**WHAT THE TASK REQUIRES:** Pictures stay out of your copy, but everything else in the records below must be repeated exactly.
____
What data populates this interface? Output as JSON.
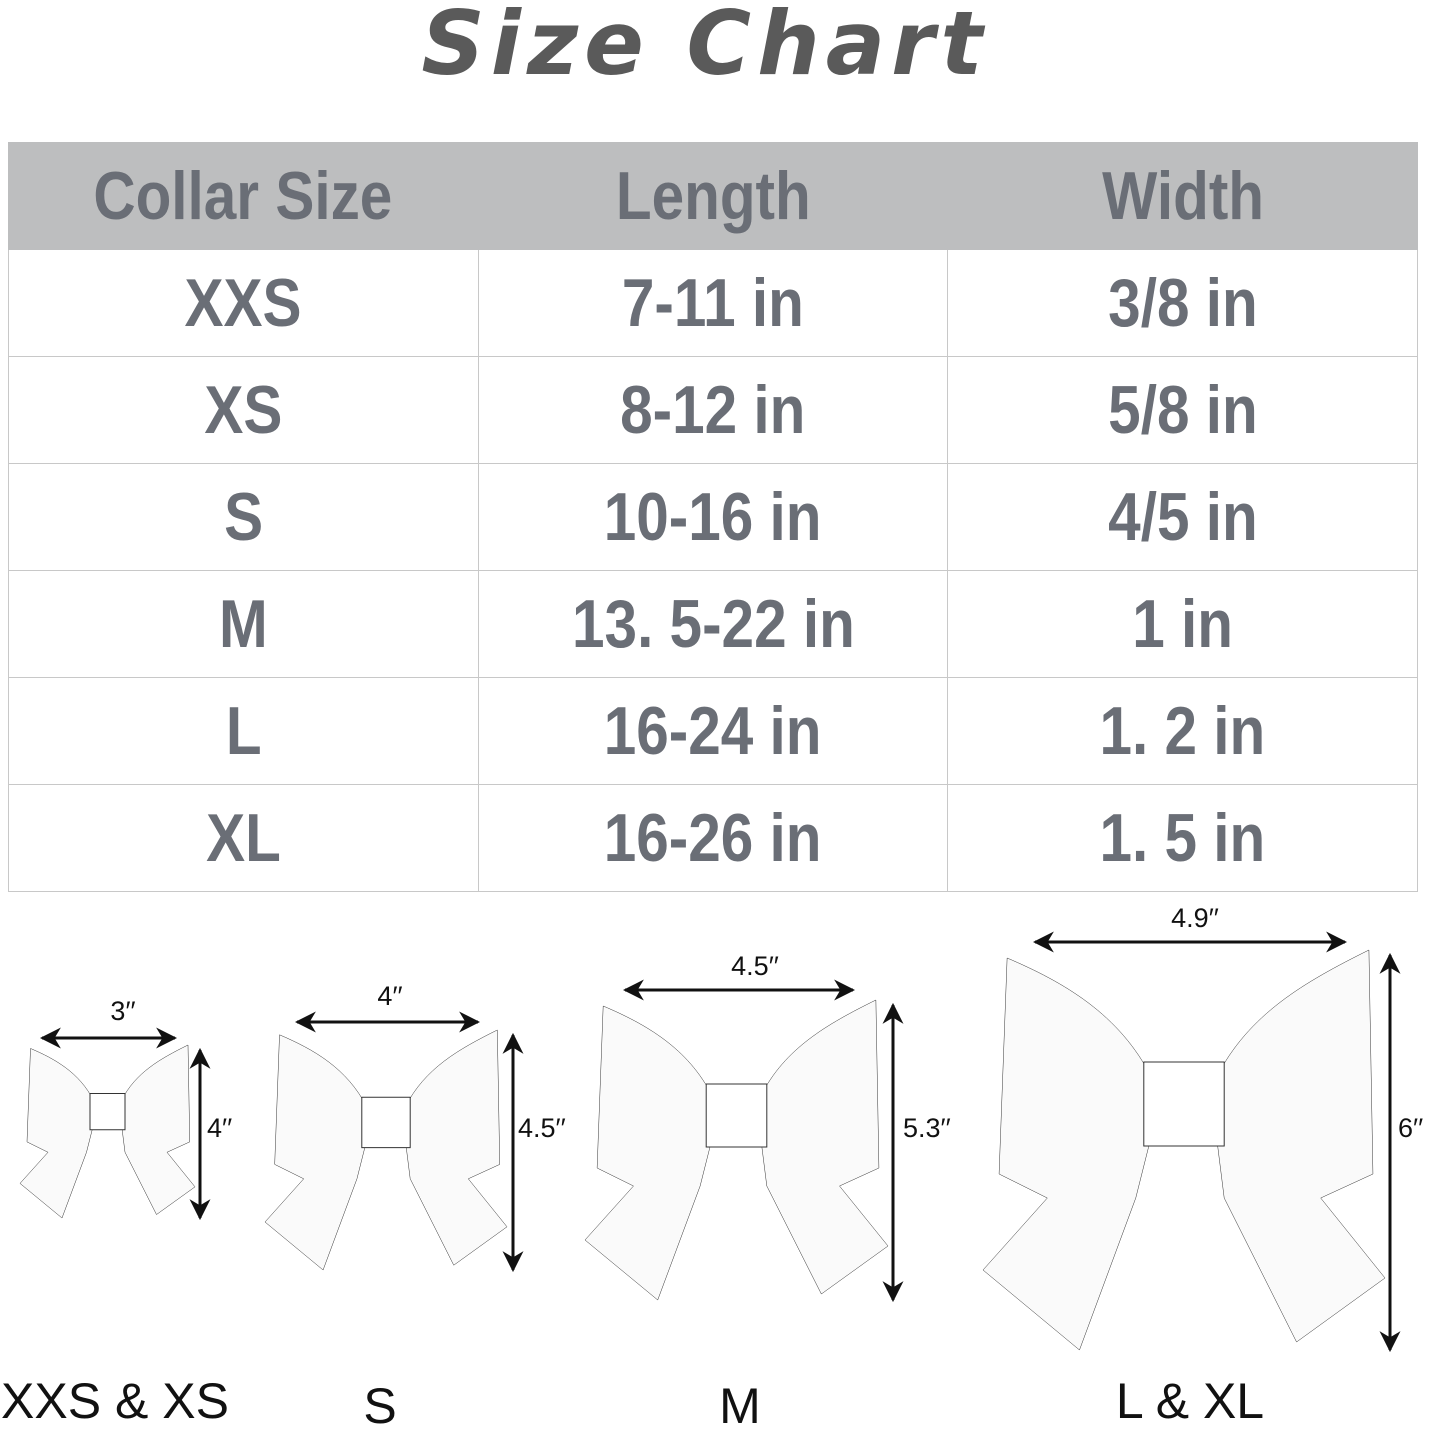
{
  "title": "Size Chart",
  "table": {
    "headers": [
      "Collar Size",
      "Length",
      "Width"
    ],
    "rows": [
      [
        "XXS",
        "7-11 in",
        "3/8 in"
      ],
      [
        "XS",
        "8-12 in",
        "5/8 in"
      ],
      [
        "S",
        "10-16 in",
        "4/5 in"
      ],
      [
        "M",
        "13. 5-22 in",
        "1 in"
      ],
      [
        "L",
        "16-24 in",
        "1. 2 in"
      ],
      [
        "XL",
        "16-26 in",
        "1. 5 in"
      ]
    ]
  },
  "bows": [
    {
      "label": "XXS & XS",
      "width": "3′′",
      "height": "4′′"
    },
    {
      "label": "S",
      "width": "4′′",
      "height": "4.5′′"
    },
    {
      "label": "M",
      "width": "4.5′′",
      "height": "5.3′′"
    },
    {
      "label": "L & XL",
      "width": "4.9′′",
      "height": "6′′"
    }
  ],
  "colors": {
    "header_bg": "#bdbebf",
    "table_text": "#6a6e76",
    "title": "#5a5a5a"
  }
}
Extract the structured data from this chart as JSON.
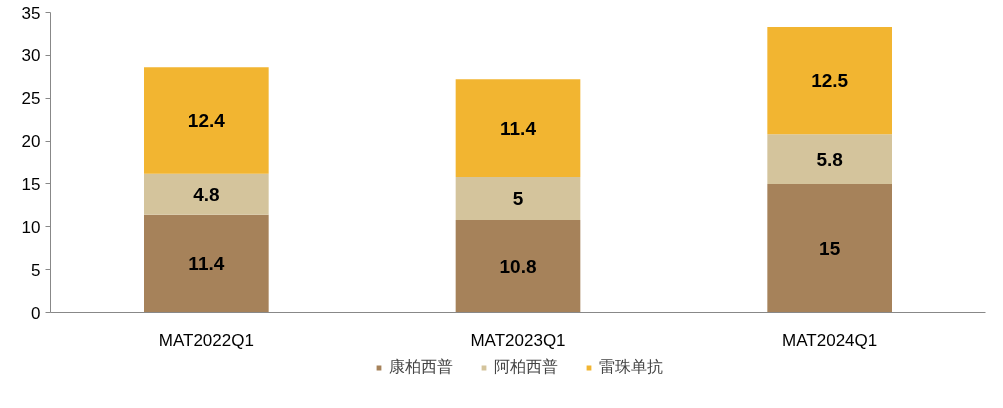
{
  "chart_data": {
    "type": "bar",
    "stacked": true,
    "categories": [
      "MAT2022Q1",
      "MAT2023Q1",
      "MAT2024Q1"
    ],
    "series": [
      {
        "name": "康柏西普",
        "color": "#a6825a",
        "values": [
          11.4,
          10.8,
          15
        ]
      },
      {
        "name": "阿柏西普",
        "color": "#d4c49c",
        "values": [
          4.8,
          5,
          5.8
        ]
      },
      {
        "name": "雷珠单抗",
        "color": "#f2b531",
        "values": [
          12.4,
          11.4,
          12.5
        ]
      }
    ],
    "ylim": [
      0,
      35
    ],
    "yticks": [
      0,
      5,
      10,
      15,
      20,
      25,
      30,
      35
    ],
    "grid": false,
    "legend": "bottom",
    "data_labels": true
  }
}
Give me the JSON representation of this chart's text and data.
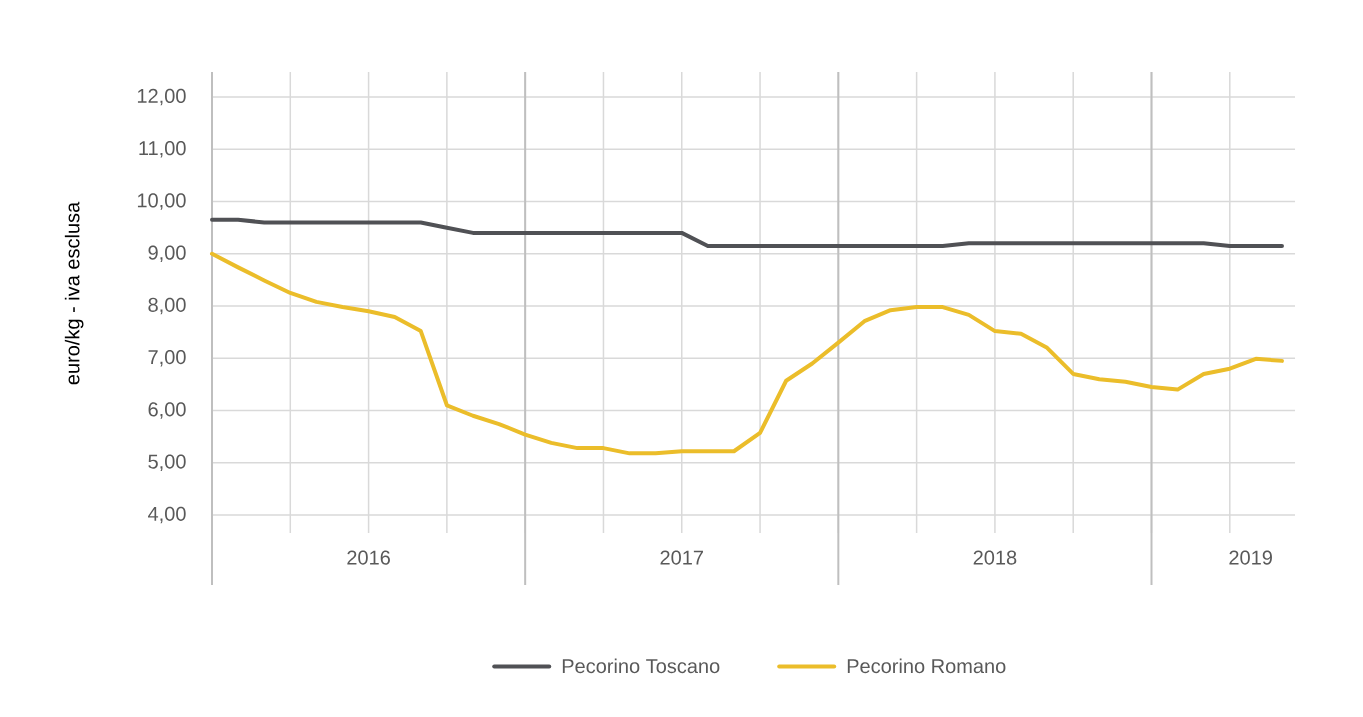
{
  "chart_data": {
    "type": "line",
    "ylabel": "euro/kg - iva esclusa",
    "x": [
      "2016-01",
      "2016-02",
      "2016-03",
      "2016-04",
      "2016-05",
      "2016-06",
      "2016-07",
      "2016-08",
      "2016-09",
      "2016-10",
      "2016-11",
      "2016-12",
      "2017-01",
      "2017-02",
      "2017-03",
      "2017-04",
      "2017-05",
      "2017-06",
      "2017-07",
      "2017-08",
      "2017-09",
      "2017-10",
      "2017-11",
      "2017-12",
      "2018-01",
      "2018-02",
      "2018-03",
      "2018-04",
      "2018-05",
      "2018-06",
      "2018-07",
      "2018-08",
      "2018-09",
      "2018-10",
      "2018-11",
      "2018-12",
      "2019-01",
      "2019-02",
      "2019-03",
      "2019-04",
      "2019-05",
      "2019-06"
    ],
    "series": [
      {
        "name": "Pecorino Toscano",
        "color": "#505155",
        "values": [
          9.65,
          9.65,
          9.6,
          9.6,
          9.6,
          9.6,
          9.6,
          9.6,
          9.6,
          9.5,
          9.4,
          9.4,
          9.4,
          9.4,
          9.4,
          9.4,
          9.4,
          9.4,
          9.4,
          9.15,
          9.15,
          9.15,
          9.15,
          9.15,
          9.15,
          9.15,
          9.15,
          9.15,
          9.15,
          9.2,
          9.2,
          9.2,
          9.2,
          9.2,
          9.2,
          9.2,
          9.2,
          9.2,
          9.2,
          9.15,
          9.15,
          9.15
        ]
      },
      {
        "name": "Pecorino Romano",
        "color": "#ebbd2a",
        "values": [
          9.0,
          8.74,
          8.49,
          8.25,
          8.08,
          7.98,
          7.9,
          7.79,
          7.52,
          6.1,
          5.9,
          5.74,
          5.54,
          5.38,
          5.28,
          5.28,
          5.18,
          5.18,
          5.22,
          5.22,
          5.22,
          5.57,
          6.57,
          6.9,
          7.3,
          7.71,
          7.92,
          7.98,
          7.98,
          7.83,
          7.52,
          7.47,
          7.2,
          6.7,
          6.6,
          6.55,
          6.45,
          6.4,
          6.7,
          6.8,
          6.99,
          6.95
        ]
      }
    ],
    "xlim": [
      "2016-01",
      "2019-06-16"
    ],
    "xticks": [
      {
        "value": "2016-01",
        "label": null
      },
      {
        "value": "2016-04",
        "label": null
      },
      {
        "value": "2016-07",
        "label": null
      },
      {
        "value": "2016-10",
        "label": null
      },
      {
        "value": "2017-01",
        "label": null
      },
      {
        "value": "2017-04",
        "label": null
      },
      {
        "value": "2017-07",
        "label": null
      },
      {
        "value": "2017-10",
        "label": null
      },
      {
        "value": "2018-01",
        "label": null
      },
      {
        "value": "2018-04",
        "label": null
      },
      {
        "value": "2018-07",
        "label": null
      },
      {
        "value": "2018-10",
        "label": null
      },
      {
        "value": "2019-01",
        "label": null
      },
      {
        "value": "2019-04",
        "label": null
      },
      {
        "value": "2016-07",
        "label": "2016"
      },
      {
        "value": "2017-07",
        "label": "2017"
      },
      {
        "value": "2018-07",
        "label": "2018"
      },
      {
        "value": "2019-04-25",
        "label": "2019"
      }
    ],
    "ylim": [
      4,
      12.48
    ],
    "yticks": [
      {
        "value": 4,
        "label": "4,00"
      },
      {
        "value": 5,
        "label": "5,00"
      },
      {
        "value": 6,
        "label": "6,00"
      },
      {
        "value": 7,
        "label": "7,00"
      },
      {
        "value": 8,
        "label": "8,00"
      },
      {
        "value": 9,
        "label": "9,00"
      },
      {
        "value": 10,
        "label": "10,00"
      },
      {
        "value": 11,
        "label": "11,00"
      },
      {
        "value": 12,
        "label": "12,00"
      }
    ],
    "grid": true,
    "legend": "bottom",
    "line_style": "solid",
    "marker": "none"
  }
}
____
**SOLUTION BELOW:**
What data populates this interface? Output as JSON.
{
  "title": "Size Chart",
  "table": {
    "headers": [
      "Collar Size",
      "Length",
      "Width"
    ],
    "rows": [
      [
        "XXS",
        "7-11 in",
        "3/8 in"
      ],
      [
        "XS",
        "8-12 in",
        "5/8 in"
      ],
      [
        "S",
        "10-16 in",
        "4/5 in"
      ],
      [
        "M",
        "13. 5-22 in",
        "1 in"
      ],
      [
        "L",
        "16-24 in",
        "1. 2 in"
      ],
      [
        "XL",
        "16-26 in",
        "1. 5 in"
      ]
    ]
  },
  "bows": [
    {
      "label": "XXS & XS",
      "width": "3′′",
      "height": "4′′"
    },
    {
      "label": "S",
      "width": "4′′",
      "height": "4.5′′"
    },
    {
      "label": "M",
      "width": "4.5′′",
      "height": "5.3′′"
    },
    {
      "label": "L & XL",
      "width": "4.9′′",
      "height": "6′′"
    }
  ],
  "colors": {
    "header_bg": "#bdbebf",
    "table_text": "#6a6e76",
    "title": "#5a5a5a"
  }
}
Extract the structured data from this chart as JSON.
{
  "chart_data": {
    "type": "bar",
    "stacked": true,
    "categories": [
      "MAT2022Q1",
      "MAT2023Q1",
      "MAT2024Q1"
    ],
    "series": [
      {
        "name": "康柏西普",
        "color": "#a6825a",
        "values": [
          11.4,
          10.8,
          15
        ]
      },
      {
        "name": "阿柏西普",
        "color": "#d4c49c",
        "values": [
          4.8,
          5,
          5.8
        ]
      },
      {
        "name": "雷珠单抗",
        "color": "#f2b531",
        "values": [
          12.4,
          11.4,
          12.5
        ]
      }
    ],
    "ylim": [
      0,
      35
    ],
    "yticks": [
      0,
      5,
      10,
      15,
      20,
      25,
      30,
      35
    ],
    "grid": false,
    "legend": "bottom",
    "data_labels": true
  }
}
Give me the JSON representation of this chart's text and data.
{
  "chart_data": {
    "type": "line",
    "ylabel": "euro/kg - iva esclusa",
    "x": [
      "2016-01",
      "2016-02",
      "2016-03",
      "2016-04",
      "2016-05",
      "2016-06",
      "2016-07",
      "2016-08",
      "2016-09",
      "2016-10",
      "2016-11",
      "2016-12",
      "2017-01",
      "2017-02",
      "2017-03",
      "2017-04",
      "2017-05",
      "2017-06",
      "2017-07",
      "2017-08",
      "2017-09",
      "2017-10",
      "2017-11",
      "2017-12",
      "2018-01",
      "2018-02",
      "2018-03",
      "2018-04",
      "2018-05",
      "2018-06",
      "2018-07",
      "2018-08",
      "2018-09",
      "2018-10",
      "2018-11",
      "2018-12",
      "2019-01",
      "2019-02",
      "2019-03",
      "2019-04",
      "2019-05",
      "2019-06"
    ],
    "series": [
      {
        "name": "Pecorino Toscano",
        "color": "#505155",
        "values": [
          9.65,
          9.65,
          9.6,
          9.6,
          9.6,
          9.6,
          9.6,
          9.6,
          9.6,
          9.5,
          9.4,
          9.4,
          9.4,
          9.4,
          9.4,
          9.4,
          9.4,
          9.4,
          9.4,
          9.15,
          9.15,
          9.15,
          9.15,
          9.15,
          9.15,
          9.15,
          9.15,
          9.15,
          9.15,
          9.2,
          9.2,
          9.2,
          9.2,
          9.2,
          9.2,
          9.2,
          9.2,
          9.2,
          9.2,
          9.15,
          9.15,
          9.15
        ]
      },
      {
        "name": "Pecorino Romano",
        "color": "#ebbd2a",
        "values": [
          9.0,
          8.74,
          8.49,
          8.25,
          8.08,
          7.98,
          7.9,
          7.79,
          7.52,
          6.1,
          5.9,
          5.74,
          5.54,
          5.38,
          5.28,
          5.28,
          5.18,
          5.18,
          5.22,
          5.22,
          5.22,
          5.57,
          6.57,
          6.9,
          7.3,
          7.71,
          7.92,
          7.98,
          7.98,
          7.83,
          7.52,
          7.47,
          7.2,
          6.7,
          6.6,
          6.55,
          6.45,
          6.4,
          6.7,
          6.8,
          6.99,
          6.95
        ]
      }
    ],
    "xlim": [
      "2016-01",
      "2019-06-16"
    ],
    "xticks": [
      {
        "value": "2016-01",
        "label": null
      },
      {
        "value": "2016-04",
        "label": null
      },
      {
        "value": "2016-07",
        "label": null
      },
      {
        "value": "2016-10",
        "label": null
      },
      {
        "value": "2017-01",
        "label": null
      },
      {
        "value": "2017-04",
        "label": null
      },
      {
        "value": "2017-07",
        "label": null
      },
      {
        "value": "2017-10",
        "label": null
      },
      {
        "value": "2018-01",
        "label": null
      },
      {
        "value": "2018-04",
        "label": null
      },
      {
        "value": "2018-07",
        "label": null
      },
      {
        "value": "2018-10",
        "label": null
      },
      {
        "value": "2019-01",
        "label": null
      },
      {
        "value": "2019-04",
        "label": null
      },
      {
        "value": "2016-07",
        "label": "2016"
      },
      {
        "value": "2017-07",
        "label": "2017"
      },
      {
        "value": "2018-07",
        "label": "2018"
      },
      {
        "value": "2019-04-25",
        "label": "2019"
      }
    ],
    "ylim": [
      4,
      12.48
    ],
    "yticks": [
      {
        "value": 4,
        "label": "4,00"
      },
      {
        "value": 5,
        "label": "5,00"
      },
      {
        "value": 6,
        "label": "6,00"
      },
      {
        "value": 7,
        "label": "7,00"
      },
      {
        "value": 8,
        "label": "8,00"
      },
      {
        "value": 9,
        "label": "9,00"
      },
      {
        "value": 10,
        "label": "10,00"
      },
      {
        "value": 11,
        "label": "11,00"
      },
      {
        "value": 12,
        "label": "12,00"
      }
    ],
    "grid": true,
    "legend": "bottom",
    "line_style": "solid",
    "marker": "none"
  }
}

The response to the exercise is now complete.